# Data supplied start
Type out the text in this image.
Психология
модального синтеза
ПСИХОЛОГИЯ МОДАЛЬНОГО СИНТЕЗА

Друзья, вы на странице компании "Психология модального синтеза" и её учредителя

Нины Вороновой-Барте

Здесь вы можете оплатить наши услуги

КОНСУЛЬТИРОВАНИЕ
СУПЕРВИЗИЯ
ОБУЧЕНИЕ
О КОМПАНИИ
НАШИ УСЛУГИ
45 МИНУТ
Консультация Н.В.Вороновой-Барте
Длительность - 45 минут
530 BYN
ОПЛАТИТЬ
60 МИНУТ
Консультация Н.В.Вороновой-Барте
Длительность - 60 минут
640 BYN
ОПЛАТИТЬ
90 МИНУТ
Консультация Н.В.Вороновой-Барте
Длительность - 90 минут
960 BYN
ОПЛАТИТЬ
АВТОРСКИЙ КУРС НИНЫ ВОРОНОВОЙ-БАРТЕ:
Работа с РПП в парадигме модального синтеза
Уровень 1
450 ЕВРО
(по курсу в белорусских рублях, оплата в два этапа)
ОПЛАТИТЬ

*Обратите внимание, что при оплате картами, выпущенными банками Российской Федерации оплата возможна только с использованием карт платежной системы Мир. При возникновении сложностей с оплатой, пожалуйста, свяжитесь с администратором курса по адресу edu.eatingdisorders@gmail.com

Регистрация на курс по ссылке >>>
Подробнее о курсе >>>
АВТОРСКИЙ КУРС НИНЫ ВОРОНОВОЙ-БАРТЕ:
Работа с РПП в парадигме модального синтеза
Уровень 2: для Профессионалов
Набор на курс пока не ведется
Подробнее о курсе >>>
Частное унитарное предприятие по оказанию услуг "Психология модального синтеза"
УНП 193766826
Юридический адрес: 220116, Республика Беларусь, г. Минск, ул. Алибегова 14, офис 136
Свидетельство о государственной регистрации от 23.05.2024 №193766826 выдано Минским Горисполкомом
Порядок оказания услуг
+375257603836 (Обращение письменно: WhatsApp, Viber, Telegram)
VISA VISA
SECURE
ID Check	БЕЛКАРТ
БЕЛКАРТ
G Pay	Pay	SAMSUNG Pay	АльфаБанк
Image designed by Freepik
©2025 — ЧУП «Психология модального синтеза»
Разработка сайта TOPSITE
# Data supplied end
Short task
Print every record above exactly as written.

Written solution
Type out the text in this image.
Психология
модального синтеза
ПСИХОЛОГИЯ МОДАЛЬНОГО СИНТЕЗА

Друзья, вы на странице компании "Психология модального синтеза" и её учредителя

Нины Вороновой-Барте

Здесь вы можете оплатить наши услуги

КОНСУЛЬТИРОВАНИЕ
СУПЕРВИЗИЯ
ОБУЧЕНИЕ
О КОМПАНИИ
НАШИ УСЛУГИ
45 МИНУТ
Консультация Н.В.Вороновой-Барте
Длительность - 45 минут
530 BYN
ОПЛАТИТЬ
60 МИНУТ
Консультация Н.В.Вороновой-Барте
Длительность - 60 минут
640 BYN
ОПЛАТИТЬ
90 МИНУТ
Консультация Н.В.Вороновой-Барте
Длительность - 90 минут
960 BYN
ОПЛАТИТЬ
АВТОРСКИЙ КУРС НИНЫ ВОРОНОВОЙ-БАРТЕ:
Работа с РПП в парадигме модального синтеза
Уровень 1
450 ЕВРО
(по курсу в белорусских рублях, оплата в два этапа)
ОПЛАТИТЬ

*Обратите внимание, что при оплате картами, выпущенными банками Российской Федерации оплата возможна только с использованием карт платежной системы Мир. При возникновении сложностей с оплатой, пожалуйста, свяжитесь с администратором курса по адресу edu.eatingdisorders@gmail.com

Регистрация на курс по ссылке >>>
Подробнее о курсе >>>
АВТОРСКИЙ КУРС НИНЫ ВОРОНОВОЙ-БАРТЕ:
Работа с РПП в парадигме модального синтеза
Уровень 2: для Профессионалов
Набор на курс пока не ведется
Подробнее о курсе >>>
Частное унитарное предприятие по оказанию услуг "Психология модального синтеза"
УНП 193766826
Юридический адрес: 220116, Республика Беларусь, г. Минск, ул. Алибегова 14, офис 136
Свидетельство о государственной регистрации от 23.05.2024 №193766826 выдано Минским Горисполкомом
Порядок оказания услуг
+375257603836 (Обращение письменно: WhatsApp, Viber, Telegram)
VISA VISA
SECURE
ID Check	БЕЛКАРТ
БЕЛКАРТ
G Pay	Pay	SAMSUNG Pay	АльфаБанк
Image designed by Freepik
©2025 — ЧУП «Психология модального синтеза»
Разработка сайта TOPSITE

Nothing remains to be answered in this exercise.